## Start

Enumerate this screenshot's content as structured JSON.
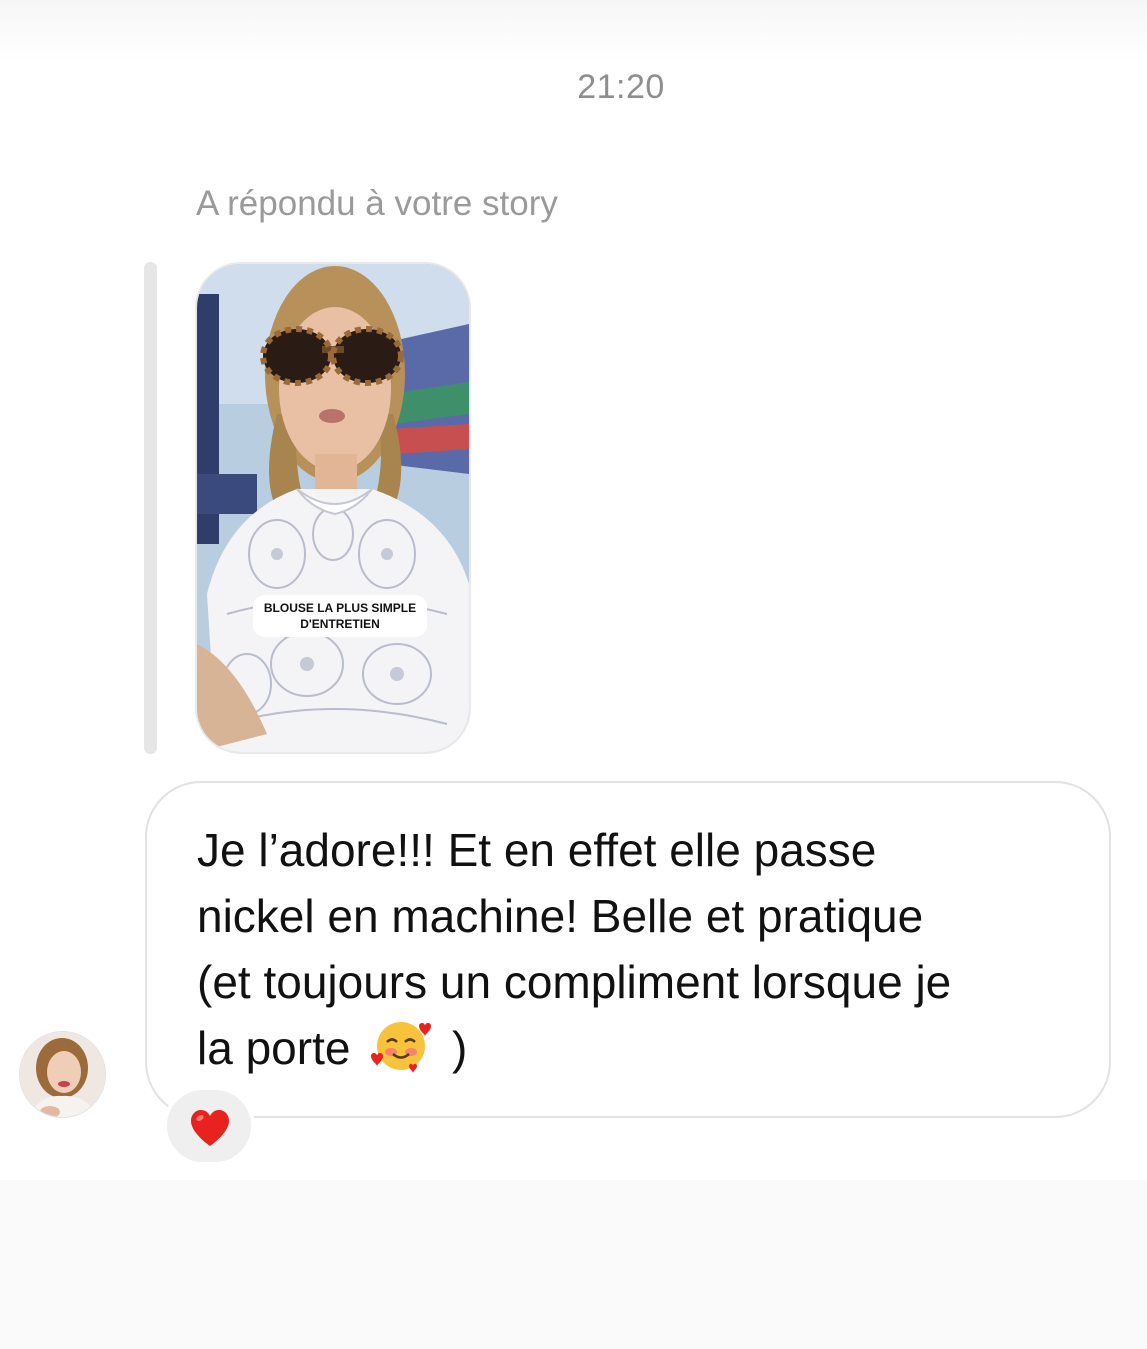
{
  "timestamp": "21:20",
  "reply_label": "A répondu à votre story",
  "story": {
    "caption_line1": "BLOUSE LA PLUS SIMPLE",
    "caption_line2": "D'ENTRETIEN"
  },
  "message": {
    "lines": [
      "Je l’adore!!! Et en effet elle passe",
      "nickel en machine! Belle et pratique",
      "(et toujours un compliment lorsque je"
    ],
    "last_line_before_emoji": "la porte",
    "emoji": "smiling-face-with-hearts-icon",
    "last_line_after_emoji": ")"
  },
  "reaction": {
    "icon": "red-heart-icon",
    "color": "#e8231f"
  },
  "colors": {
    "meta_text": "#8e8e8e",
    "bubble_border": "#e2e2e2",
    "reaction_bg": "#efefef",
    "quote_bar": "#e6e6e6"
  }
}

## End
## Start

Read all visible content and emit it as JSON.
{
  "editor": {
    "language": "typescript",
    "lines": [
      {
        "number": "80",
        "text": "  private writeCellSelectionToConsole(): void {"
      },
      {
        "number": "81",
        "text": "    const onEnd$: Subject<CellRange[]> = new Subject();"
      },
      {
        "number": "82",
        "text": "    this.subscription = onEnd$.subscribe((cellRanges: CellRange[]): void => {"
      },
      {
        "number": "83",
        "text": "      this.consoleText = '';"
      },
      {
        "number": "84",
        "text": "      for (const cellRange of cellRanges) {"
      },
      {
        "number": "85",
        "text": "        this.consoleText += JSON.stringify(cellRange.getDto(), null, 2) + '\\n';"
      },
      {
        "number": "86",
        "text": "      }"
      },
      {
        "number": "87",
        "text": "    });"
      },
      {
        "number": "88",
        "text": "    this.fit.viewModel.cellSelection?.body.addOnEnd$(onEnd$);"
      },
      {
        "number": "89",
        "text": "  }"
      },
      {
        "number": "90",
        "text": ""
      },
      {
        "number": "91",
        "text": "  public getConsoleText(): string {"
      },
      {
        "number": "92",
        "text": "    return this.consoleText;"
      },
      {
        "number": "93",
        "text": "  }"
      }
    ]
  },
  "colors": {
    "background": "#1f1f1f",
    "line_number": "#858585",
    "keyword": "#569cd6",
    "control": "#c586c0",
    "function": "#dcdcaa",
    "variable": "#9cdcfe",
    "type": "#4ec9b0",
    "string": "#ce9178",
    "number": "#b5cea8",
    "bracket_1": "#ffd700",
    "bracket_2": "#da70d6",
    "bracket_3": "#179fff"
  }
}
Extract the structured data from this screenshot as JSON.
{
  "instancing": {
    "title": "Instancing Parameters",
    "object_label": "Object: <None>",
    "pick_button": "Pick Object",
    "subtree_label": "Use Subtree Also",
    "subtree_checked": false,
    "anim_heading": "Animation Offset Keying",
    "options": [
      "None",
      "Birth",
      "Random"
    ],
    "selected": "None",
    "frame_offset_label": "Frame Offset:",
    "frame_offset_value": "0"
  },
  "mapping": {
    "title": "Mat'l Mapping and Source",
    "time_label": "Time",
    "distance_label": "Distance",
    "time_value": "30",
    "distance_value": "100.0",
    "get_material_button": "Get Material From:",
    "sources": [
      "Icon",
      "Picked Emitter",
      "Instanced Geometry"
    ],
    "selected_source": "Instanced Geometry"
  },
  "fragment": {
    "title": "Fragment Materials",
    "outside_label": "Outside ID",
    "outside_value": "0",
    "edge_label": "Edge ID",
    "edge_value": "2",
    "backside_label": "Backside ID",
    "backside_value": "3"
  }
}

## End
## Start

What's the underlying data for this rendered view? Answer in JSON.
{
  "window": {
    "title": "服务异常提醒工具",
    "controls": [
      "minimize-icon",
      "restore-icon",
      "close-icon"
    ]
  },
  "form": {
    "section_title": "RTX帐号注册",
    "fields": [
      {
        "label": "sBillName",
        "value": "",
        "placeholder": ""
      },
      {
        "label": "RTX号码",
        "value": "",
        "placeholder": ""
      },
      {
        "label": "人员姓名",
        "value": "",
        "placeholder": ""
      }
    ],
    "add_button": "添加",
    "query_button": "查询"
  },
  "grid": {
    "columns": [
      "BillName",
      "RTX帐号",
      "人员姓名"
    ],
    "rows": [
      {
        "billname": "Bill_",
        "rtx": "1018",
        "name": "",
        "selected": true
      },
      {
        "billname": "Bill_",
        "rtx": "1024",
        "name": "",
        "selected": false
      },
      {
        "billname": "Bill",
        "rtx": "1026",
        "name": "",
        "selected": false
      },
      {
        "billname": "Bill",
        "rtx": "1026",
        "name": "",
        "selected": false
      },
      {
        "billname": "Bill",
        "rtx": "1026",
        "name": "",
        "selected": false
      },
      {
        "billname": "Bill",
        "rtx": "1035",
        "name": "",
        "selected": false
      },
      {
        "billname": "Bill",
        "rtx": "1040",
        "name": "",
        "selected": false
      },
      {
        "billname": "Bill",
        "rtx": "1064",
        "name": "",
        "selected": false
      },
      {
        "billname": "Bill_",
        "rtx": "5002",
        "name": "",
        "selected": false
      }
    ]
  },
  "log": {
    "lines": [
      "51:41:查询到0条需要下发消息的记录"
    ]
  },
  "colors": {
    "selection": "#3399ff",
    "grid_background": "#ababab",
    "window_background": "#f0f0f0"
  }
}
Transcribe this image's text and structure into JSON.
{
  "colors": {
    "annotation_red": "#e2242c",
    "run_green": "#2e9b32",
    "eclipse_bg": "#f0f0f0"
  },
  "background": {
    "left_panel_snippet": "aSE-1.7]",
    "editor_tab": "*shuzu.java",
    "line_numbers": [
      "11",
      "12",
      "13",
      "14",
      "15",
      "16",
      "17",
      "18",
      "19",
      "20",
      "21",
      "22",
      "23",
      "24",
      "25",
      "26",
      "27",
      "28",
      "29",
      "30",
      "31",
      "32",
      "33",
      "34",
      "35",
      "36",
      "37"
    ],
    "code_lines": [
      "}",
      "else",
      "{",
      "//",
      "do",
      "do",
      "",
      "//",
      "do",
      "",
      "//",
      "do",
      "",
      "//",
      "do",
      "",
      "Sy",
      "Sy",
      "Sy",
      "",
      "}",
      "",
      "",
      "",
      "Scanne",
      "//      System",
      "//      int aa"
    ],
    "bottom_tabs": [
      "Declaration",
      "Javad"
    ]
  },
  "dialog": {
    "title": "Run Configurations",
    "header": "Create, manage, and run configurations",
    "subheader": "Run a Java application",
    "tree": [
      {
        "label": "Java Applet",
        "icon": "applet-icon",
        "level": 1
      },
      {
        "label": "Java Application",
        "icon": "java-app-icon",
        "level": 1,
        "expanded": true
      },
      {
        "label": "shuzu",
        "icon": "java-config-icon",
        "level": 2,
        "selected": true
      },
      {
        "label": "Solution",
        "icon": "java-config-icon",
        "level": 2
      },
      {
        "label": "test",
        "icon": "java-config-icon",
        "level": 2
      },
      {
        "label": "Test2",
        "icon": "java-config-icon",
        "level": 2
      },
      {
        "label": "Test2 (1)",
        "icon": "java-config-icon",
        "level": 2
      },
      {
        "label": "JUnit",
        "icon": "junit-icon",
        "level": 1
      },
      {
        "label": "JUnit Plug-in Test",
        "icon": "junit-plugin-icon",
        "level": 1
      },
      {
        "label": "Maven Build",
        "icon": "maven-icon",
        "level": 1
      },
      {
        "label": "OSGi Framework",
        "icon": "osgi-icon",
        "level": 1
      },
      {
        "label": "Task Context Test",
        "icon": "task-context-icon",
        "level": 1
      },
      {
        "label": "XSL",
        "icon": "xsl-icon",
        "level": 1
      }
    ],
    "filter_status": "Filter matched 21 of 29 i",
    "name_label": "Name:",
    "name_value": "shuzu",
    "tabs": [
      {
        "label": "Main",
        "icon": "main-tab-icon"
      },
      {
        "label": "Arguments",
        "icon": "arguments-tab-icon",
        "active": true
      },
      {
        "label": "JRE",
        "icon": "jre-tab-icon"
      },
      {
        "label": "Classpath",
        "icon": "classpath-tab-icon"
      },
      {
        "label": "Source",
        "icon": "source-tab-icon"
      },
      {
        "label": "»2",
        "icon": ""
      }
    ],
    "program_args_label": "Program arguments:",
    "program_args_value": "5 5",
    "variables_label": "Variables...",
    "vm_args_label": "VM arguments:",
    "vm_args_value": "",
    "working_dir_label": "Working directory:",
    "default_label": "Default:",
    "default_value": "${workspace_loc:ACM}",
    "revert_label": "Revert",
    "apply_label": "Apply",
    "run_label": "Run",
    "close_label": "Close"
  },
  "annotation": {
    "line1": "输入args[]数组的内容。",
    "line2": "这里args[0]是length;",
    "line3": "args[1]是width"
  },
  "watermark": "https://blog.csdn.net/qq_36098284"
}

## End

§ Aim of the exercise
Select and copy every line of the material that holds the string "onEnd".

§ Exercise result
        "text": "    const onEnd$: Subject<CellRange[]> = new Subject();"
        "text": "    this.subscription = onEnd$.subscribe((cellRanges: CellRange[]): void => {"
        "text": "    this.fit.viewModel.cellSelection?.body.addOnEnd$(onEnd$);"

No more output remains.